TASK GOAL: Spot each line in the records below where the word "JSON" occurs, then copy it.

** start of GIVEN RECORDS **

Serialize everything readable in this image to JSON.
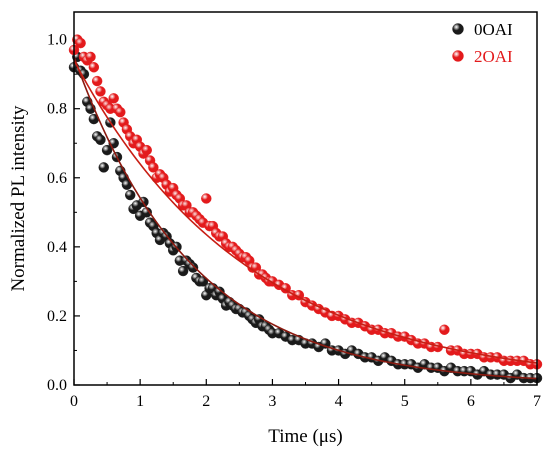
{
  "chart_data": {
    "type": "scatter",
    "xlabel": "Time (μs)",
    "ylabel": "Normalized PL intensity",
    "xlim": [
      0,
      7
    ],
    "ylim": [
      0,
      1.08
    ],
    "x_ticks": [
      "0",
      "1",
      "2",
      "3",
      "4",
      "5",
      "6",
      "7"
    ],
    "y_ticks": [
      "0.0",
      "0.2",
      "0.4",
      "0.6",
      "0.8",
      "1.0"
    ],
    "legend_position": "top-right",
    "grid": false,
    "series": [
      {
        "name": "0OAI",
        "color": "#1a1a1a",
        "fit_color": "#8b1a10",
        "fit": {
          "a": 0.95,
          "tau": 1.78
        },
        "points": [
          [
            0.0,
            0.92
          ],
          [
            0.05,
            0.95
          ],
          [
            0.1,
            0.91
          ],
          [
            0.15,
            0.9
          ],
          [
            0.2,
            0.82
          ],
          [
            0.25,
            0.8
          ],
          [
            0.3,
            0.77
          ],
          [
            0.35,
            0.72
          ],
          [
            0.4,
            0.71
          ],
          [
            0.45,
            0.63
          ],
          [
            0.5,
            0.68
          ],
          [
            0.55,
            0.76
          ],
          [
            0.6,
            0.7
          ],
          [
            0.65,
            0.66
          ],
          [
            0.7,
            0.62
          ],
          [
            0.75,
            0.6
          ],
          [
            0.8,
            0.58
          ],
          [
            0.85,
            0.55
          ],
          [
            0.9,
            0.51
          ],
          [
            0.95,
            0.52
          ],
          [
            1.0,
            0.49
          ],
          [
            1.05,
            0.53
          ],
          [
            1.1,
            0.5
          ],
          [
            1.15,
            0.47
          ],
          [
            1.2,
            0.46
          ],
          [
            1.25,
            0.44
          ],
          [
            1.3,
            0.42
          ],
          [
            1.35,
            0.44
          ],
          [
            1.4,
            0.43
          ],
          [
            1.45,
            0.41
          ],
          [
            1.5,
            0.39
          ],
          [
            1.55,
            0.4
          ],
          [
            1.6,
            0.36
          ],
          [
            1.65,
            0.33
          ],
          [
            1.7,
            0.36
          ],
          [
            1.75,
            0.35
          ],
          [
            1.8,
            0.34
          ],
          [
            1.85,
            0.31
          ],
          [
            1.9,
            0.3
          ],
          [
            1.95,
            0.3
          ],
          [
            2.0,
            0.26
          ],
          [
            2.05,
            0.28
          ],
          [
            2.1,
            0.28
          ],
          [
            2.15,
            0.26
          ],
          [
            2.2,
            0.27
          ],
          [
            2.25,
            0.25
          ],
          [
            2.3,
            0.23
          ],
          [
            2.35,
            0.24
          ],
          [
            2.4,
            0.23
          ],
          [
            2.45,
            0.22
          ],
          [
            2.5,
            0.22
          ],
          [
            2.55,
            0.21
          ],
          [
            2.6,
            0.21
          ],
          [
            2.65,
            0.2
          ],
          [
            2.7,
            0.19
          ],
          [
            2.75,
            0.18
          ],
          [
            2.8,
            0.19
          ],
          [
            2.85,
            0.17
          ],
          [
            2.9,
            0.17
          ],
          [
            2.95,
            0.16
          ],
          [
            3.0,
            0.15
          ],
          [
            3.1,
            0.15
          ],
          [
            3.2,
            0.14
          ],
          [
            3.3,
            0.13
          ],
          [
            3.4,
            0.13
          ],
          [
            3.5,
            0.12
          ],
          [
            3.6,
            0.12
          ],
          [
            3.7,
            0.11
          ],
          [
            3.8,
            0.12
          ],
          [
            3.9,
            0.1
          ],
          [
            4.0,
            0.1
          ],
          [
            4.1,
            0.09
          ],
          [
            4.2,
            0.1
          ],
          [
            4.3,
            0.09
          ],
          [
            4.4,
            0.08
          ],
          [
            4.5,
            0.08
          ],
          [
            4.6,
            0.07
          ],
          [
            4.7,
            0.08
          ],
          [
            4.8,
            0.07
          ],
          [
            4.9,
            0.06
          ],
          [
            5.0,
            0.06
          ],
          [
            5.1,
            0.06
          ],
          [
            5.2,
            0.05
          ],
          [
            5.3,
            0.06
          ],
          [
            5.4,
            0.05
          ],
          [
            5.5,
            0.05
          ],
          [
            5.6,
            0.04
          ],
          [
            5.7,
            0.05
          ],
          [
            5.8,
            0.04
          ],
          [
            5.9,
            0.04
          ],
          [
            6.0,
            0.04
          ],
          [
            6.1,
            0.03
          ],
          [
            6.2,
            0.04
          ],
          [
            6.3,
            0.03
          ],
          [
            6.4,
            0.03
          ],
          [
            6.5,
            0.03
          ],
          [
            6.6,
            0.02
          ],
          [
            6.7,
            0.03
          ],
          [
            6.8,
            0.02
          ],
          [
            6.9,
            0.02
          ],
          [
            7.0,
            0.02
          ]
        ]
      },
      {
        "name": "2OAI",
        "color": "#e31a1c",
        "fit_color": "#c81e14",
        "fit": {
          "a": 0.94,
          "tau": 2.6
        },
        "points": [
          [
            0.0,
            0.97
          ],
          [
            0.05,
            1.0
          ],
          [
            0.1,
            0.99
          ],
          [
            0.15,
            0.95
          ],
          [
            0.2,
            0.94
          ],
          [
            0.25,
            0.95
          ],
          [
            0.3,
            0.92
          ],
          [
            0.35,
            0.88
          ],
          [
            0.4,
            0.85
          ],
          [
            0.45,
            0.82
          ],
          [
            0.5,
            0.81
          ],
          [
            0.55,
            0.8
          ],
          [
            0.6,
            0.83
          ],
          [
            0.65,
            0.8
          ],
          [
            0.7,
            0.79
          ],
          [
            0.75,
            0.76
          ],
          [
            0.8,
            0.74
          ],
          [
            0.85,
            0.72
          ],
          [
            0.9,
            0.7
          ],
          [
            0.95,
            0.71
          ],
          [
            1.0,
            0.69
          ],
          [
            1.05,
            0.67
          ],
          [
            1.1,
            0.68
          ],
          [
            1.15,
            0.65
          ],
          [
            1.2,
            0.63
          ],
          [
            1.25,
            0.6
          ],
          [
            1.3,
            0.61
          ],
          [
            1.35,
            0.6
          ],
          [
            1.4,
            0.58
          ],
          [
            1.45,
            0.56
          ],
          [
            1.5,
            0.57
          ],
          [
            1.55,
            0.55
          ],
          [
            1.6,
            0.54
          ],
          [
            1.65,
            0.52
          ],
          [
            1.7,
            0.52
          ],
          [
            1.75,
            0.5
          ],
          [
            1.8,
            0.5
          ],
          [
            1.85,
            0.49
          ],
          [
            1.9,
            0.48
          ],
          [
            1.95,
            0.47
          ],
          [
            2.0,
            0.54
          ],
          [
            2.05,
            0.46
          ],
          [
            2.1,
            0.46
          ],
          [
            2.15,
            0.44
          ],
          [
            2.2,
            0.43
          ],
          [
            2.25,
            0.43
          ],
          [
            2.3,
            0.41
          ],
          [
            2.35,
            0.4
          ],
          [
            2.4,
            0.4
          ],
          [
            2.45,
            0.39
          ],
          [
            2.5,
            0.38
          ],
          [
            2.55,
            0.37
          ],
          [
            2.6,
            0.37
          ],
          [
            2.65,
            0.36
          ],
          [
            2.7,
            0.34
          ],
          [
            2.75,
            0.34
          ],
          [
            2.8,
            0.32
          ],
          [
            2.85,
            0.32
          ],
          [
            2.9,
            0.31
          ],
          [
            2.95,
            0.3
          ],
          [
            3.0,
            0.3
          ],
          [
            3.1,
            0.29
          ],
          [
            3.2,
            0.28
          ],
          [
            3.3,
            0.26
          ],
          [
            3.4,
            0.26
          ],
          [
            3.5,
            0.24
          ],
          [
            3.6,
            0.23
          ],
          [
            3.7,
            0.22
          ],
          [
            3.8,
            0.21
          ],
          [
            3.9,
            0.2
          ],
          [
            4.0,
            0.2
          ],
          [
            4.1,
            0.19
          ],
          [
            4.2,
            0.18
          ],
          [
            4.3,
            0.18
          ],
          [
            4.4,
            0.17
          ],
          [
            4.5,
            0.16
          ],
          [
            4.6,
            0.16
          ],
          [
            4.7,
            0.15
          ],
          [
            4.8,
            0.15
          ],
          [
            4.9,
            0.14
          ],
          [
            5.0,
            0.14
          ],
          [
            5.1,
            0.13
          ],
          [
            5.2,
            0.12
          ],
          [
            5.3,
            0.12
          ],
          [
            5.4,
            0.11
          ],
          [
            5.5,
            0.11
          ],
          [
            5.6,
            0.16
          ],
          [
            5.7,
            0.1
          ],
          [
            5.8,
            0.1
          ],
          [
            5.9,
            0.09
          ],
          [
            6.0,
            0.09
          ],
          [
            6.1,
            0.09
          ],
          [
            6.2,
            0.08
          ],
          [
            6.3,
            0.08
          ],
          [
            6.4,
            0.08
          ],
          [
            6.5,
            0.07
          ],
          [
            6.6,
            0.07
          ],
          [
            6.7,
            0.07
          ],
          [
            6.8,
            0.07
          ],
          [
            6.9,
            0.06
          ],
          [
            7.0,
            0.06
          ]
        ]
      }
    ]
  }
}
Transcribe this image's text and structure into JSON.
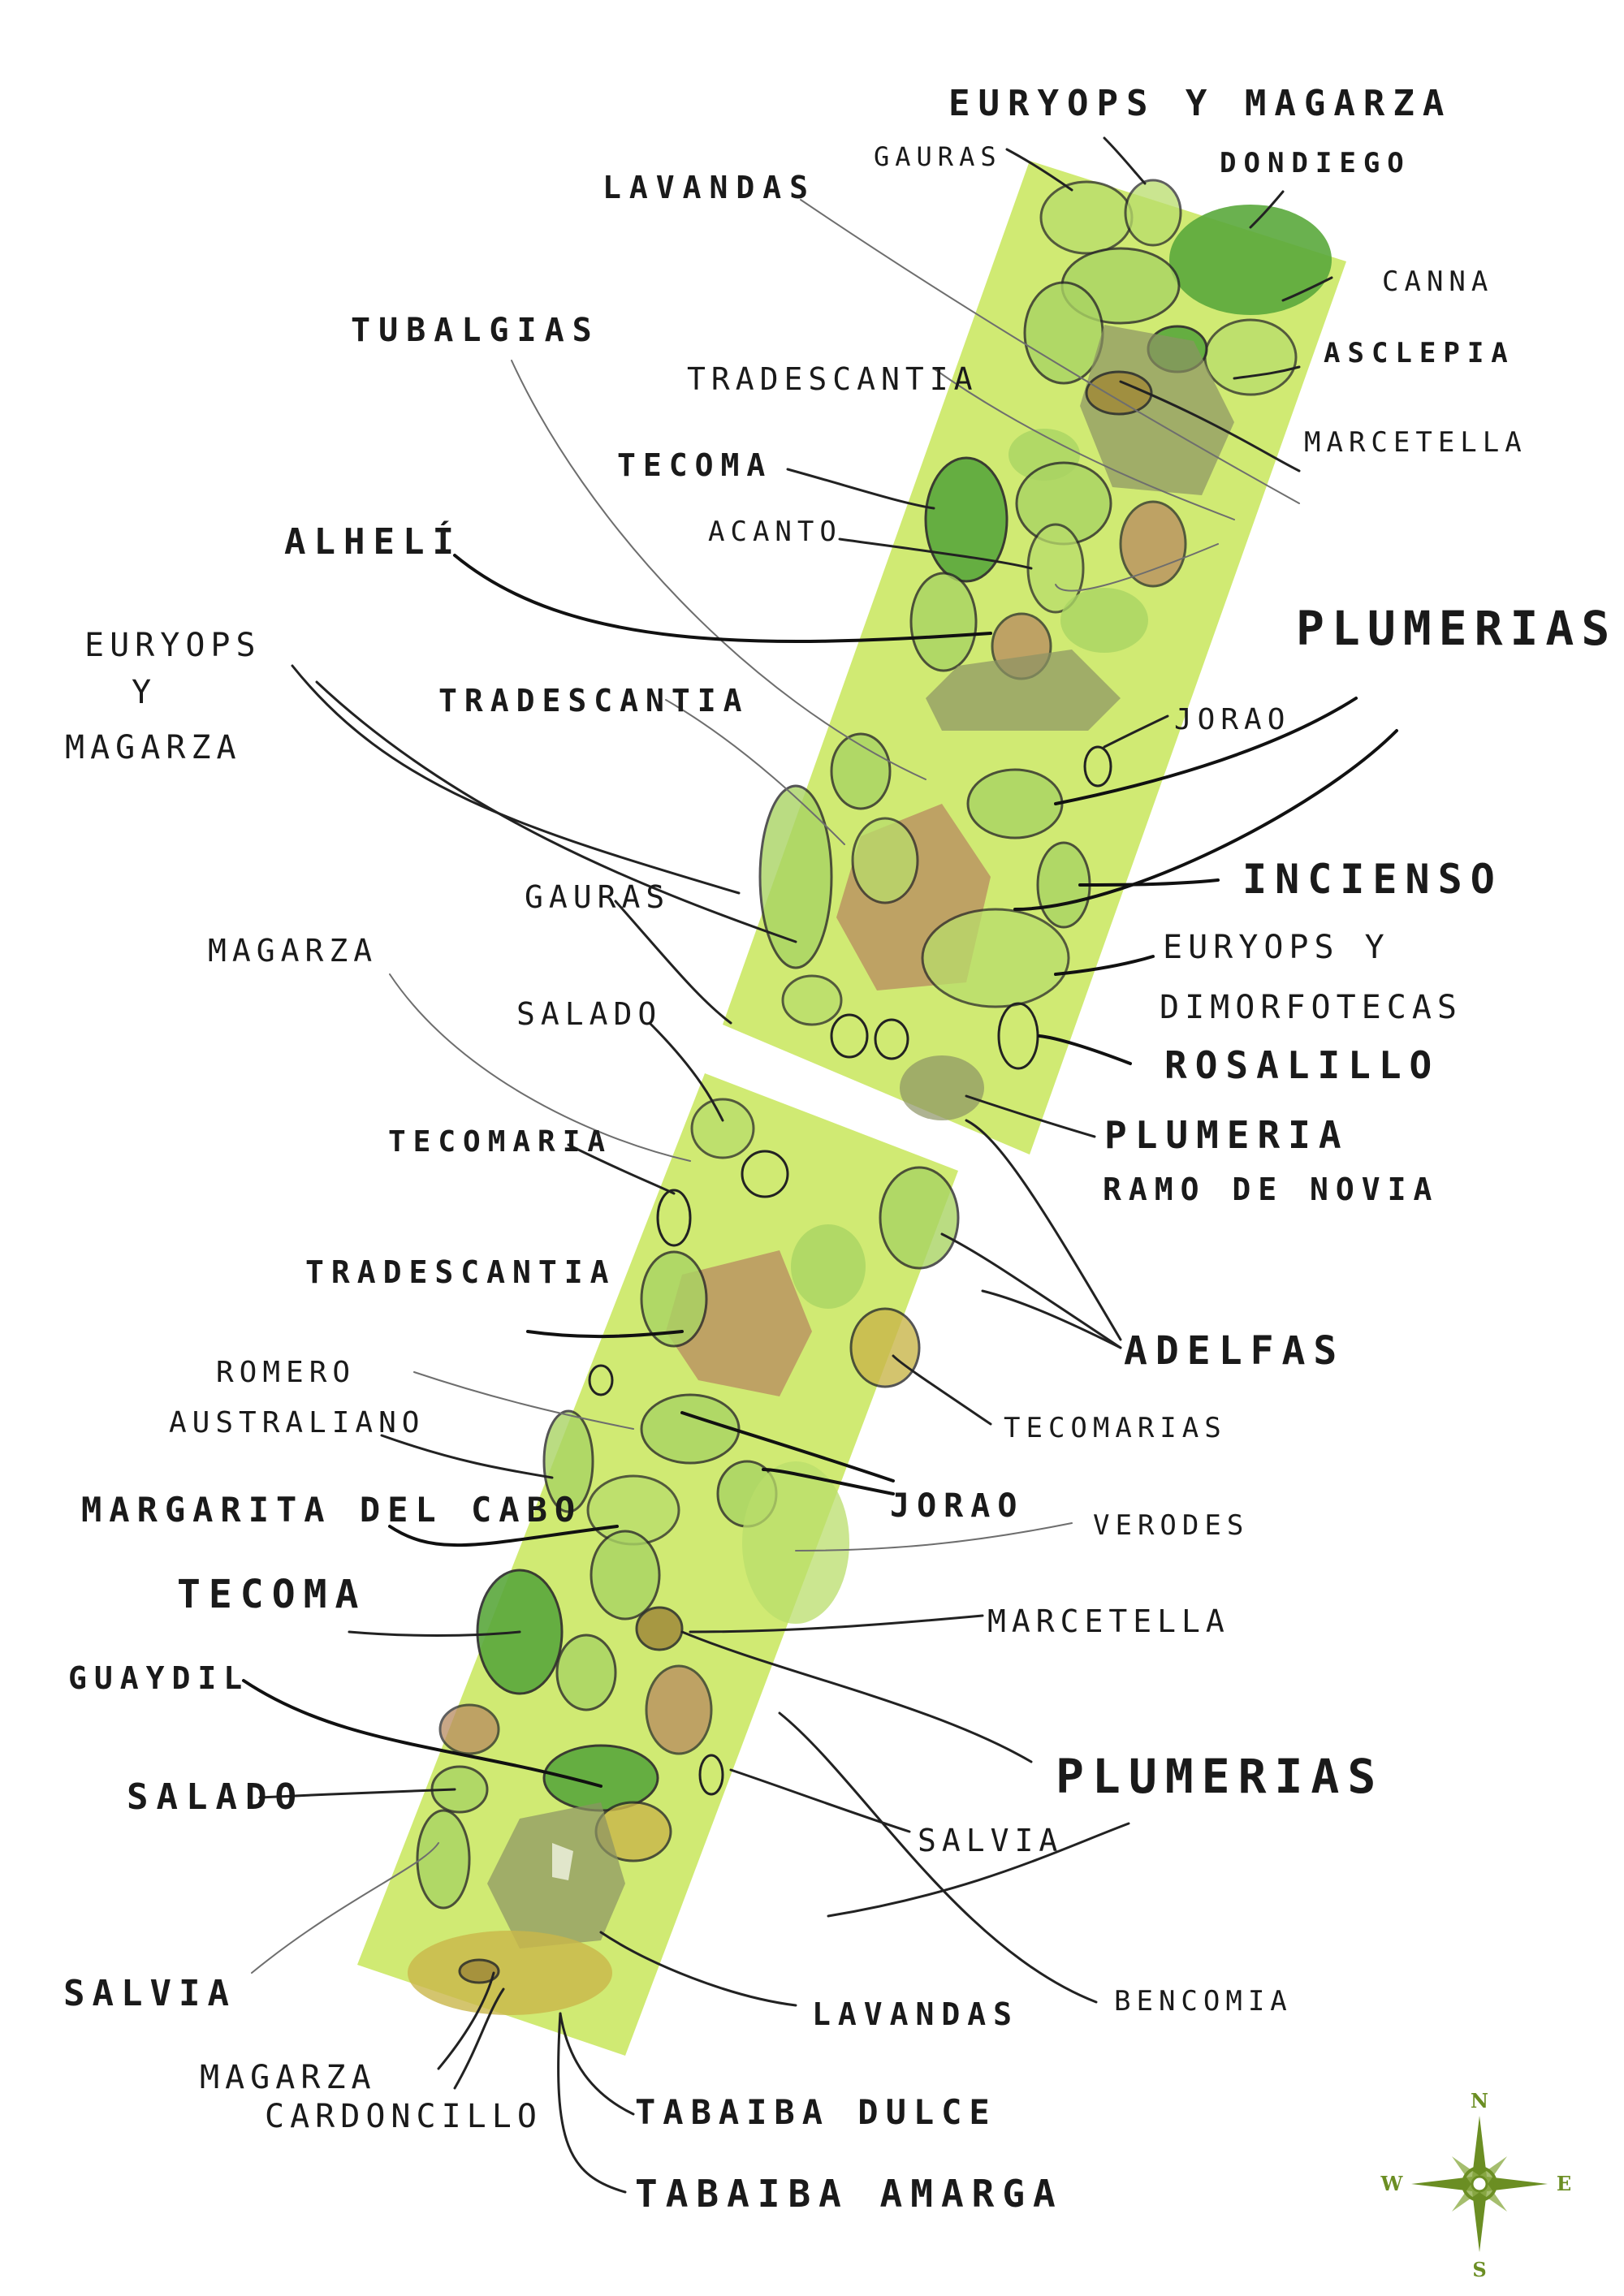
{
  "labels": {
    "euryops_magarza_top": "EURYOPS Y MAGARZA",
    "gauras_top": "GAURAS",
    "dondiego": "DONDIEGO",
    "lavandas_top": "LAVANDAS",
    "canna": "CANNA",
    "tubalgias": "TUBALGIAS",
    "asclepia": "ASCLEPIA",
    "tradescantia_top": "TRADESCANTIA",
    "marcetella_top": "MARCETELLA",
    "tecoma_top": "TECOMA",
    "acanto": "ACANTO",
    "almeli": "ALHELÍ",
    "plumerias_top": "PLUMERIAS",
    "euryops_left": "EURYOPS",
    "y_left": "Y",
    "magarza_left": "MAGARZA",
    "tradescantia_mid": "TRADESCANTIA",
    "jorao_top": "JORAO",
    "incienso": "INCIENSO",
    "gauras_mid": "GAURAS",
    "euryops_dimorfotecas_1": "EURYOPS Y",
    "euryops_dimorfotecas_2": "DIMORFOTECAS",
    "magarza_mid": "MAGARZA",
    "rosalillo": "ROSALILLO",
    "salado_mid": "SALADO",
    "plumeria_ramo_1": "PLUMERIA",
    "plumeria_ramo_2": "RAMO DE NOVIA",
    "tecomaria_left": "TECOMARIA",
    "tradescantia_low": "TRADESCANTIA",
    "adelfas": "ADELFAS",
    "romero_1": "ROMERO",
    "romero_2": "AUSTRALIANO",
    "tecomarias_right": "TECOMARIAS",
    "margarita": "MARGARITA DEL CABO",
    "jorao_low": "JORAO",
    "verodes": "VERODES",
    "tecoma_low": "TECOMA",
    "marcetella_low": "MARCETELLA",
    "guaydil": "GUAYDIL",
    "plumerias_low": "PLUMERIAS",
    "salado_low": "SALADO",
    "salvia_right": "SALVIA",
    "salvia_left": "SALVIA",
    "bencomia": "BENCOMIA",
    "lavandas_low": "LAVANDAS",
    "magarza_low": "MAGARZA",
    "cardoncillo": "CARDONCILLO",
    "tabaiba_dulce": "TABAIBA DULCE",
    "tabaiba_amarga": "TABAIBA AMARGA"
  },
  "compass": {
    "n": "N",
    "s": "S",
    "e": "E",
    "w": "W"
  },
  "colors": {
    "bed": "#c8e65a",
    "shrub_light": "#a9d463",
    "shrub_dark": "#5aa83c",
    "shrub_brown": "#b88a5f",
    "shrub_grey": "#8c9364",
    "compass": "#6b8e23"
  }
}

** end of GIVEN RECORDS **

TASK RESULT:
Serialize everything readable in this image to JSON.
Transcribe this image's text and structure into JSON.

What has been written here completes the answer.